# Provided records start

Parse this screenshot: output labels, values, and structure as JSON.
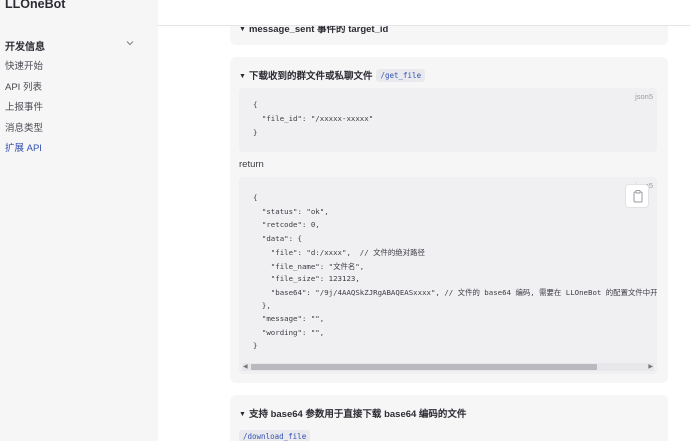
{
  "sidebar": {
    "brand": "LLOneBot",
    "group_title": "开发信息",
    "items": [
      {
        "label": "快速开始"
      },
      {
        "label": "API 列表"
      },
      {
        "label": "上报事件"
      },
      {
        "label": "消息类型"
      },
      {
        "label": "扩展 API"
      }
    ],
    "active_index": 4
  },
  "sections": {
    "message_sent": {
      "title": "message_sent 事件的 target_id"
    },
    "get_file": {
      "title": "下载收到的群文件或私聊文件",
      "endpoint": "/get_file",
      "request_lang": "json5",
      "request_lines": [
        "{",
        "  \"file_id\": \"/xxxxx-xxxxx\"",
        "}"
      ],
      "return_label": "return",
      "response_lang": "json5",
      "response_lines": [
        "{",
        "  \"status\": \"ok\",",
        "  \"retcode\": 0,",
        "  \"data\": {",
        "    \"file\": \"d:/xxxx\",  // 文件的绝对路径",
        "    \"file_name\": \"文件名\",",
        "    \"file_size\": 123123,",
        "    \"base64\": \"/9j/4AAQSkZJRgABAQEASxxxx\", // 文件的 base64 编码, 需要在 LLOneBot 的配置文件中开",
        "  },",
        "  \"message\": \"\",",
        "  \"wording\": \"\",",
        "}"
      ]
    },
    "download_file": {
      "title": "支持 base64 参数用于直接下载 base64 编码的文件",
      "endpoint": "/download_file"
    }
  },
  "icons": {
    "copy": "clipboard-icon",
    "chevron": "chevron-down-icon",
    "toggle": "triangle-down-icon"
  },
  "colors": {
    "accent": "#3451b2",
    "sidebar_bg": "#f6f6f7",
    "card_bg": "#f6f6f7"
  }
}
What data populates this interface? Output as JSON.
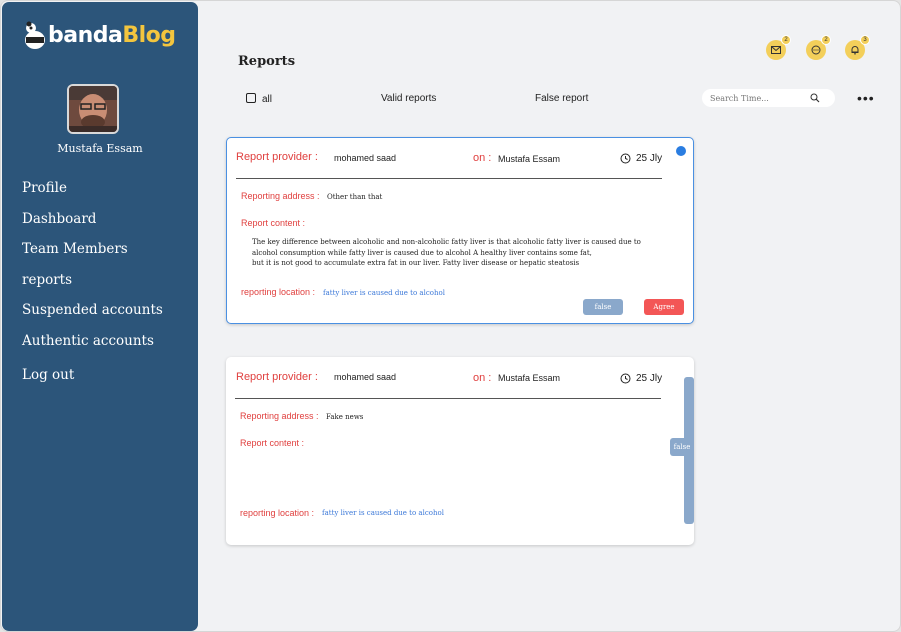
{
  "app": {
    "logo_part1": "banda",
    "logo_part2": "Blog"
  },
  "user": {
    "name": "Mustafa Essam"
  },
  "nav": {
    "items": [
      {
        "label": "Profile"
      },
      {
        "label": "Dashboard"
      },
      {
        "label": "Team Members"
      },
      {
        "label": "reports"
      },
      {
        "label": "Suspended accounts"
      },
      {
        "label": "Authentic accounts"
      },
      {
        "label": "Log out"
      }
    ]
  },
  "header": {
    "title": "Reports",
    "icons": [
      {
        "icon": "mail-icon",
        "badge": "2"
      },
      {
        "icon": "chat-icon",
        "badge": "2"
      },
      {
        "icon": "bell-icon",
        "badge": "3"
      }
    ]
  },
  "filters": {
    "all": "all",
    "valid": "Valid reports",
    "false": "False  report",
    "search_placeholder": "Search Time...",
    "search_value": ""
  },
  "labels": {
    "report_provider": "Report provider :",
    "on": "on :",
    "reporting_address": "Reporting address :",
    "report_content": "Report content :",
    "reporting_location": "reporting location :"
  },
  "reports": [
    {
      "provider": "mohamed saad",
      "on": "Mustafa Essam",
      "date": "25 Jly",
      "address": "Other than that",
      "content_lines": [
        "The key difference between alcoholic and non-alcoholic fatty liver is that alcoholic fatty liver is caused due to",
        "alcohol consumption while fatty liver is caused due to alcohol A healthy liver contains some fat,",
        "but it is not good to accumulate extra fat in our liver. Fatty liver disease or hepatic steatosis"
      ],
      "location": "fatty liver is caused due to alcohol",
      "false_label": "false",
      "agree_label": "Agree"
    },
    {
      "provider": "mohamed saad",
      "on": "Mustafa Essam",
      "date": "25 Jly",
      "address": "Fake news",
      "content_lines": [],
      "location": "fatty liver is caused due to alcohol",
      "false_label": "false"
    }
  ],
  "colors": {
    "sidebar": "#2c557a",
    "accent_red": "#e0403f",
    "accent_blue": "#2a7de1",
    "badge_yellow": "#f3cf5a",
    "button_blue": "#8aa8cb",
    "button_red": "#f35656"
  }
}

# Provided records end

▶ _What you are asked to do_
Gather each line holding the string "LLOneBot".

▶ _Written solution_
    "brand": "LLOneBot",
        "    \"base64\": \"/9j/4AAQSkZJRgABAQEASxxxx\", // 文件的 base64 编码, 需要在 LLOneBot 的配置文件中开",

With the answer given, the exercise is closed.